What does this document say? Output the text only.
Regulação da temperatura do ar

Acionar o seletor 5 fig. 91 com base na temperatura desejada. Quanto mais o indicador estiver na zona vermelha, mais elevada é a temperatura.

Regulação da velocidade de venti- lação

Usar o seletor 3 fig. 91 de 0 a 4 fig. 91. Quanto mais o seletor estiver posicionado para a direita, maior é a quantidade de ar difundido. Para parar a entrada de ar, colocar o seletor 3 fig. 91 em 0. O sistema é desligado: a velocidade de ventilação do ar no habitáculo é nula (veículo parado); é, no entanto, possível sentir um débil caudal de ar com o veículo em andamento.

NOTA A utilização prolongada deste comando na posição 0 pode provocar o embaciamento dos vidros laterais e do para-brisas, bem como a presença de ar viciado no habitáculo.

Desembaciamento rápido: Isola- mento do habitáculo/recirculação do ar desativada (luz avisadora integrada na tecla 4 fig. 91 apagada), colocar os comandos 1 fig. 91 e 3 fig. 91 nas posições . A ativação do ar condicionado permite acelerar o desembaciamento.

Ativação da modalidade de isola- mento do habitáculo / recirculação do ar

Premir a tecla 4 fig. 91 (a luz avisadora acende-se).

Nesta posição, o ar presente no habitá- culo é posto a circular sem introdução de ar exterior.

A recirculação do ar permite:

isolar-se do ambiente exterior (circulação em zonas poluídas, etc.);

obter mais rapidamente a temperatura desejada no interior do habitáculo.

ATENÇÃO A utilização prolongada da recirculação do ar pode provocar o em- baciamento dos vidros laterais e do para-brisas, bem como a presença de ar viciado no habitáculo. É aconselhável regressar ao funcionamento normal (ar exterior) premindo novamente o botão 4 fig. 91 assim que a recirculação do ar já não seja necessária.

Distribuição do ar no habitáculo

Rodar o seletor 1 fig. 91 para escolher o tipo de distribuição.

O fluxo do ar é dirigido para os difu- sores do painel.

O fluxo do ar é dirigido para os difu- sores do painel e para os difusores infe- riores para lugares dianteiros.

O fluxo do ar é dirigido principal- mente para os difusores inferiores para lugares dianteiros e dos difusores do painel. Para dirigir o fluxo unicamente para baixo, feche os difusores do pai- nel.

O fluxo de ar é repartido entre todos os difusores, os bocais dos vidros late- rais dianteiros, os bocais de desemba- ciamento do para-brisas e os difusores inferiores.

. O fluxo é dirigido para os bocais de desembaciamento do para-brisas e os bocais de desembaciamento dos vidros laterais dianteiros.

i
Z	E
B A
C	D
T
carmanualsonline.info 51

┄┄┄┄┄┄┄┄┄┄

### Problem statement:
Reproduce every line from the entries that holds the word "habitáculo".

### The solution:
Usar o seletor 3 fig. 91 de 0 a 4 fig. 91. Quanto mais o seletor estiver posicionado para a direita, maior é a quantidade de ar difundido. Para parar a entrada de ar, colocar o seletor 3 fig. 91 em 0. O sistema é desligado: a velocidade de ventilação do ar no habitáculo é nula (veículo parado); é, no entanto, possível sentir um débil caudal de ar com o veículo em andamento.
NOTA A utilização prolongada deste comando na posição 0 pode provocar o embaciamento dos vidros laterais e do para-brisas, bem como a presença de ar viciado no habitáculo.
Desembaciamento rápido: Isola- mento do habitáculo/recirculação do ar desativada (luz avisadora integrada na tecla 4 fig. 91 apagada), colocar os comandos 1 fig. 91 e 3 fig. 91 nas posições . A ativação do ar condicionado permite acelerar o desembaciamento.
Ativação da modalidade de isola- mento do habitáculo / recirculação do ar
obter mais rapidamente a temperatura desejada no interior do habitáculo.
ATENÇÃO A utilização prolongada da recirculação do ar pode provocar o em- baciamento dos vidros laterais e do para-brisas, bem como a presença de ar viciado no habitáculo. É aconselhável regressar ao funcionamento normal (ar exterior) premindo novamente o botão 4 fig. 91 assim que a recirculação do ar já não seja necessária.
Distribuição do ar no habitáculo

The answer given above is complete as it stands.